Data excerpts
=-=-=-=-=
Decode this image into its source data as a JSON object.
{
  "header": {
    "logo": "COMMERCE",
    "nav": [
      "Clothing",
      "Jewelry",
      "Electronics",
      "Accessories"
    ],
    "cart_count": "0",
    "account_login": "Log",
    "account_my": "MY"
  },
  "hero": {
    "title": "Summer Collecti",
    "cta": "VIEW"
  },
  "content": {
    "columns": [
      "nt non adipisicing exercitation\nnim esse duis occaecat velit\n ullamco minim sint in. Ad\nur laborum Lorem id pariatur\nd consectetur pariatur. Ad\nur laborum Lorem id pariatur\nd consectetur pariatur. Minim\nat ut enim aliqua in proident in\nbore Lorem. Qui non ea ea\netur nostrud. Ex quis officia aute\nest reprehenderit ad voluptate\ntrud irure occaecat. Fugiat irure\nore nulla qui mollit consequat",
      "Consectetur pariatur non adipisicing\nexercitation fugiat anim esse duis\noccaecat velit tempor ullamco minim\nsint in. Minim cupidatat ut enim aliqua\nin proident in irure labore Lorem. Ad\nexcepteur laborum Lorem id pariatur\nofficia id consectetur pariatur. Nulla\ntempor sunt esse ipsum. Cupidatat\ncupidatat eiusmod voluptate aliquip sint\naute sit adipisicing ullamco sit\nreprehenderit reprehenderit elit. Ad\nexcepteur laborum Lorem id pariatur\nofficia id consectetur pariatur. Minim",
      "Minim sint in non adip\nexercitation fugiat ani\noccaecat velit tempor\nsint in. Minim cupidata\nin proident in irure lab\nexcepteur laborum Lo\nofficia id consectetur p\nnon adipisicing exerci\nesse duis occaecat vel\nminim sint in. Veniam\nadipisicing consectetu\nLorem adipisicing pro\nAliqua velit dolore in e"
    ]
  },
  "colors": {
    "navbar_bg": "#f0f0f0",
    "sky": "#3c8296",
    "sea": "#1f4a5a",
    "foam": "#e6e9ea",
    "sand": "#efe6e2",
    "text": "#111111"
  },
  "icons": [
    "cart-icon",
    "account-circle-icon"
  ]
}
=-=-=-=-=
Given request:
Collect each line containing the string "consectetur".

Expected output:
      "nt non adipisicing exercitation\nnim esse duis occaecat velit\n ullamco minim sint in. Ad\nur laborum Lorem id pariatur\nd consectetur pariatur. Ad\nur laborum Lorem id pariatur\nd consectetur pariatur. Minim\nat ut enim aliqua in proident in\nbore Lorem. Qui non ea ea\netur nostrud. Ex quis officia aute\nest reprehenderit ad voluptate\ntrud irure occaecat. Fugiat irure\nore nulla qui mollit consequat",
      "Consectetur pariatur non adipisicing\nexercitation fugiat anim esse duis\noccaecat velit tempor ullamco minim\nsint in. Minim cupidatat ut enim aliqua\nin proident in irure labore Lorem. Ad\nexcepteur laborum Lorem id pariatur\nofficia id consectetur pariatur. Nulla\ntempor sunt esse ipsum. Cupidatat\ncupidatat eiusmod voluptate aliquip sint\naute sit adipisicing ullamco sit\nreprehenderit reprehenderit elit. Ad\nexcepteur laborum Lorem id pariatur\nofficia id consectetur pariatur. Minim",
      "Minim sint in non adip\nexercitation fugiat ani\noccaecat velit tempor\nsint in. Minim cupidata\nin proident in irure lab\nexcepteur laborum Lo\nofficia id consectetur p\nnon adipisicing exerci\nesse duis occaecat vel\nminim sint in. Veniam\nadipisicing consectetu\nLorem adipisicing pro\nAliqua velit dolore in e"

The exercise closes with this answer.